**WHAT TO PRODUCE:** Copy the material that follows word for word and omit its pictures.

**Chart and figure data:**
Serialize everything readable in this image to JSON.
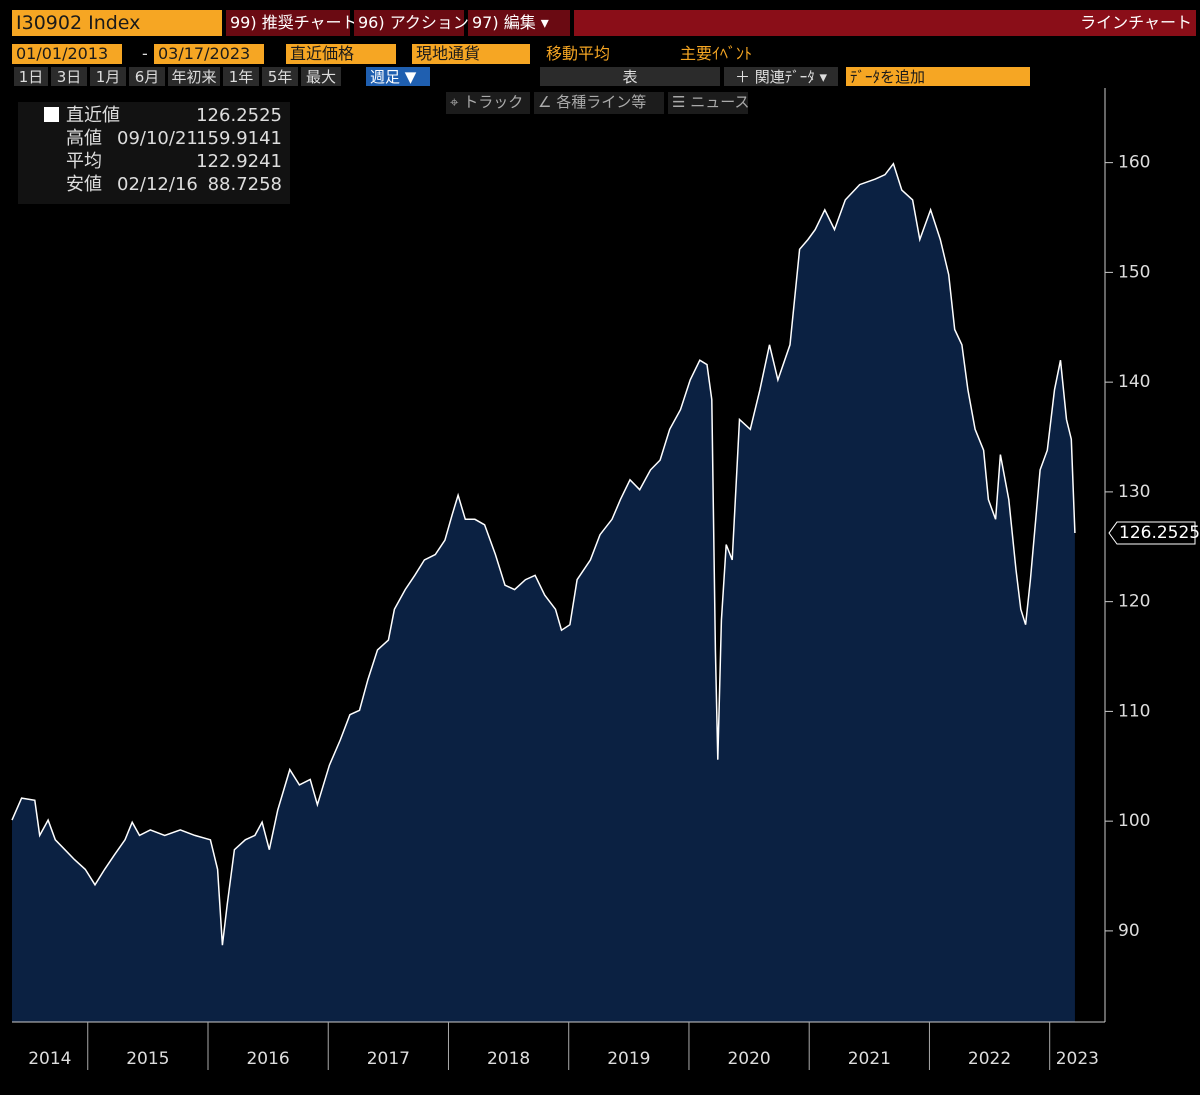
{
  "toolbar": {
    "ticker": "I30902 Index",
    "buttons": [
      "99) 推奨チャート",
      "96) アクション ▾",
      "97) 編集 ▾"
    ],
    "chart_type": "ラインチャート",
    "start_date": "01/01/2013",
    "date_sep": "-",
    "end_date": "03/17/2023",
    "price_field": "直近価格",
    "currency": "現地通貨",
    "moving_average": "移動平均",
    "events": "主要ｲﾍﾞﾝﾄ",
    "periods": [
      "1日",
      "3日",
      "1月",
      "6月",
      "年初来",
      "1年",
      "5年",
      "最大"
    ],
    "frequency": "週足 ▼",
    "table": "表",
    "related": "＋ 関連ﾃﾞｰﾀ ▾",
    "add_data": "ﾃﾞｰﾀを追加",
    "tools": [
      "⌖ トラック",
      "∠ 各種ライン等",
      "☰ ニュース"
    ]
  },
  "chart_data": {
    "type": "area",
    "stats": [
      {
        "label": "直近値",
        "date": "",
        "value": "126.2525"
      },
      {
        "label": "高値",
        "date": "09/10/21",
        "value": "159.9141"
      },
      {
        "label": "平均",
        "date": "",
        "value": "122.9241"
      },
      {
        "label": "安値",
        "date": "02/12/16",
        "value": "88.7258"
      }
    ],
    "x": [
      2014.37,
      2014.45,
      2014.56,
      2014.6,
      2014.67,
      2014.73,
      2014.81,
      2014.89,
      2014.98,
      2015.06,
      2015.14,
      2015.22,
      2015.31,
      2015.37,
      2015.43,
      2015.52,
      2015.64,
      2015.77,
      2015.89,
      2016.02,
      2016.08,
      2016.12,
      2016.16,
      2016.22,
      2016.31,
      2016.39,
      2016.45,
      2016.51,
      2016.58,
      2016.68,
      2016.76,
      2016.85,
      2016.91,
      2017.01,
      2017.1,
      2017.18,
      2017.26,
      2017.33,
      2017.41,
      2017.5,
      2017.55,
      2017.64,
      2017.72,
      2017.8,
      2017.89,
      2017.97,
      2018.03,
      2018.08,
      2018.14,
      2018.22,
      2018.3,
      2018.39,
      2018.47,
      2018.55,
      2018.64,
      2018.72,
      2018.8,
      2018.89,
      2018.94,
      2019.01,
      2019.07,
      2019.18,
      2019.26,
      2019.36,
      2019.43,
      2019.51,
      2019.59,
      2019.68,
      2019.76,
      2019.84,
      2019.93,
      2020.01,
      2020.09,
      2020.15,
      2020.19,
      2020.22,
      2020.24,
      2020.27,
      2020.31,
      2020.36,
      2020.42,
      2020.51,
      2020.59,
      2020.67,
      2020.74,
      2020.84,
      2020.92,
      2020.99,
      2021.05,
      2021.13,
      2021.21,
      2021.3,
      2021.42,
      2021.55,
      2021.63,
      2021.7,
      2021.77,
      2021.86,
      2021.92,
      2022.01,
      2022.09,
      2022.16,
      2022.21,
      2022.27,
      2022.32,
      2022.38,
      2022.45,
      2022.49,
      2022.55,
      2022.59,
      2022.66,
      2022.72,
      2022.76,
      2022.8,
      2022.84,
      2022.92,
      2022.98,
      2023.04,
      2023.09,
      2023.14,
      2023.18,
      2023.21
    ],
    "values": [
      100.1,
      102.1,
      101.9,
      98.7,
      100.1,
      98.3,
      97.4,
      96.5,
      95.6,
      94.2,
      95.6,
      96.9,
      98.3,
      99.9,
      98.7,
      99.2,
      98.7,
      99.2,
      98.7,
      98.3,
      95.6,
      88.7,
      92.4,
      97.4,
      98.3,
      98.7,
      99.9,
      97.4,
      101.0,
      104.7,
      103.3,
      103.8,
      101.5,
      105.1,
      107.4,
      109.7,
      110.1,
      112.9,
      115.6,
      116.5,
      119.3,
      121.1,
      122.4,
      123.8,
      124.3,
      125.6,
      127.9,
      129.7,
      127.5,
      127.5,
      127.0,
      124.3,
      121.5,
      121.1,
      122.0,
      122.4,
      120.6,
      119.3,
      117.4,
      117.9,
      122.0,
      123.8,
      126.1,
      127.5,
      129.3,
      131.1,
      130.2,
      132.0,
      132.9,
      135.7,
      137.5,
      140.2,
      142.0,
      141.6,
      138.4,
      115.6,
      105.6,
      118.3,
      125.2,
      123.8,
      136.6,
      135.7,
      139.3,
      143.4,
      140.2,
      143.4,
      152.1,
      153.0,
      153.9,
      155.7,
      153.9,
      156.6,
      158.0,
      158.5,
      158.9,
      159.9,
      157.5,
      156.6,
      153.0,
      155.7,
      153.0,
      149.8,
      144.8,
      143.4,
      139.3,
      135.7,
      133.8,
      129.3,
      127.5,
      133.4,
      129.3,
      122.9,
      119.3,
      117.9,
      122.0,
      132.0,
      133.8,
      139.3,
      142.0,
      136.6,
      134.8,
      126.2525
    ],
    "line_color": "#ffffff",
    "fill_color": "#0b2142",
    "xlim": [
      2014.37,
      2023.46
    ],
    "xticks": [
      2014,
      2015,
      2016,
      2017,
      2018,
      2019,
      2020,
      2021,
      2022,
      2023
    ],
    "ylim": [
      81.7,
      166.8
    ],
    "yticks": [
      90,
      100,
      110,
      120,
      130,
      140,
      150,
      160
    ]
  }
}
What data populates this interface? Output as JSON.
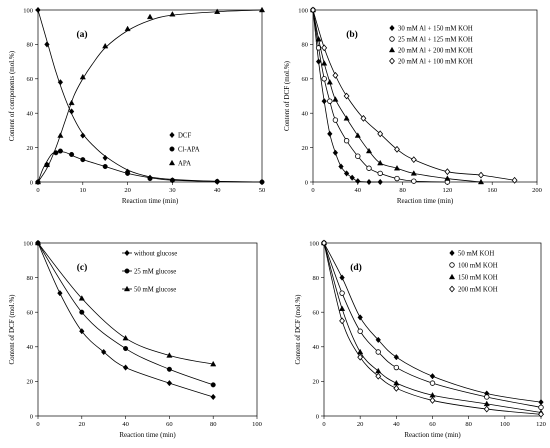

**OUTPUT OF THE TASK:**
Serialize everything readable in this image to JSON.
{
  "toolbar": {
    "ticker": "I30902 Index",
    "buttons": [
      "99) 推奨チャート",
      "96) アクション ▾",
      "97) 編集 ▾"
    ],
    "chart_type": "ラインチャート",
    "start_date": "01/01/2013",
    "date_sep": "-",
    "end_date": "03/17/2023",
    "price_field": "直近価格",
    "currency": "現地通貨",
    "moving_average": "移動平均",
    "events": "主要ｲﾍﾞﾝﾄ",
    "periods": [
      "1日",
      "3日",
      "1月",
      "6月",
      "年初来",
      "1年",
      "5年",
      "最大"
    ],
    "frequency": "週足 ▼",
    "table": "表",
    "related": "＋ 関連ﾃﾞｰﾀ ▾",
    "add_data": "ﾃﾞｰﾀを追加",
    "tools": [
      "⌖ トラック",
      "∠ 各種ライン等",
      "☰ ニュース"
    ]
  },
  "chart_data": {
    "type": "area",
    "stats": [
      {
        "label": "直近値",
        "date": "",
        "value": "126.2525"
      },
      {
        "label": "高値",
        "date": "09/10/21",
        "value": "159.9141"
      },
      {
        "label": "平均",
        "date": "",
        "value": "122.9241"
      },
      {
        "label": "安値",
        "date": "02/12/16",
        "value": "88.7258"
      }
    ],
    "x": [
      2014.37,
      2014.45,
      2014.56,
      2014.6,
      2014.67,
      2014.73,
      2014.81,
      2014.89,
      2014.98,
      2015.06,
      2015.14,
      2015.22,
      2015.31,
      2015.37,
      2015.43,
      2015.52,
      2015.64,
      2015.77,
      2015.89,
      2016.02,
      2016.08,
      2016.12,
      2016.16,
      2016.22,
      2016.31,
      2016.39,
      2016.45,
      2016.51,
      2016.58,
      2016.68,
      2016.76,
      2016.85,
      2016.91,
      2017.01,
      2017.1,
      2017.18,
      2017.26,
      2017.33,
      2017.41,
      2017.5,
      2017.55,
      2017.64,
      2017.72,
      2017.8,
      2017.89,
      2017.97,
      2018.03,
      2018.08,
      2018.14,
      2018.22,
      2018.3,
      2018.39,
      2018.47,
      2018.55,
      2018.64,
      2018.72,
      2018.8,
      2018.89,
      2018.94,
      2019.01,
      2019.07,
      2019.18,
      2019.26,
      2019.36,
      2019.43,
      2019.51,
      2019.59,
      2019.68,
      2019.76,
      2019.84,
      2019.93,
      2020.01,
      2020.09,
      2020.15,
      2020.19,
      2020.22,
      2020.24,
      2020.27,
      2020.31,
      2020.36,
      2020.42,
      2020.51,
      2020.59,
      2020.67,
      2020.74,
      2020.84,
      2020.92,
      2020.99,
      2021.05,
      2021.13,
      2021.21,
      2021.3,
      2021.42,
      2021.55,
      2021.63,
      2021.7,
      2021.77,
      2021.86,
      2021.92,
      2022.01,
      2022.09,
      2022.16,
      2022.21,
      2022.27,
      2022.32,
      2022.38,
      2022.45,
      2022.49,
      2022.55,
      2022.59,
      2022.66,
      2022.72,
      2022.76,
      2022.8,
      2022.84,
      2022.92,
      2022.98,
      2023.04,
      2023.09,
      2023.14,
      2023.18,
      2023.21
    ],
    "values": [
      100.1,
      102.1,
      101.9,
      98.7,
      100.1,
      98.3,
      97.4,
      96.5,
      95.6,
      94.2,
      95.6,
      96.9,
      98.3,
      99.9,
      98.7,
      99.2,
      98.7,
      99.2,
      98.7,
      98.3,
      95.6,
      88.7,
      92.4,
      97.4,
      98.3,
      98.7,
      99.9,
      97.4,
      101.0,
      104.7,
      103.3,
      103.8,
      101.5,
      105.1,
      107.4,
      109.7,
      110.1,
      112.9,
      115.6,
      116.5,
      119.3,
      121.1,
      122.4,
      123.8,
      124.3,
      125.6,
      127.9,
      129.7,
      127.5,
      127.5,
      127.0,
      124.3,
      121.5,
      121.1,
      122.0,
      122.4,
      120.6,
      119.3,
      117.4,
      117.9,
      122.0,
      123.8,
      126.1,
      127.5,
      129.3,
      131.1,
      130.2,
      132.0,
      132.9,
      135.7,
      137.5,
      140.2,
      142.0,
      141.6,
      138.4,
      115.6,
      105.6,
      118.3,
      125.2,
      123.8,
      136.6,
      135.7,
      139.3,
      143.4,
      140.2,
      143.4,
      152.1,
      153.0,
      153.9,
      155.7,
      153.9,
      156.6,
      158.0,
      158.5,
      158.9,
      159.9,
      157.5,
      156.6,
      153.0,
      155.7,
      153.0,
      149.8,
      144.8,
      143.4,
      139.3,
      135.7,
      133.8,
      129.3,
      127.5,
      133.4,
      129.3,
      122.9,
      119.3,
      117.9,
      122.0,
      132.0,
      133.8,
      139.3,
      142.0,
      136.6,
      134.8,
      126.2525
    ],
    "line_color": "#ffffff",
    "fill_color": "#0b2142",
    "xlim": [
      2014.37,
      2023.46
    ],
    "xticks": [
      2014,
      2015,
      2016,
      2017,
      2018,
      2019,
      2020,
      2021,
      2022,
      2023
    ],
    "ylim": [
      81.7,
      166.8
    ],
    "yticks": [
      90,
      100,
      110,
      120,
      130,
      140,
      150,
      160
    ]
  }
}
What data populates this interface? Output as JSON.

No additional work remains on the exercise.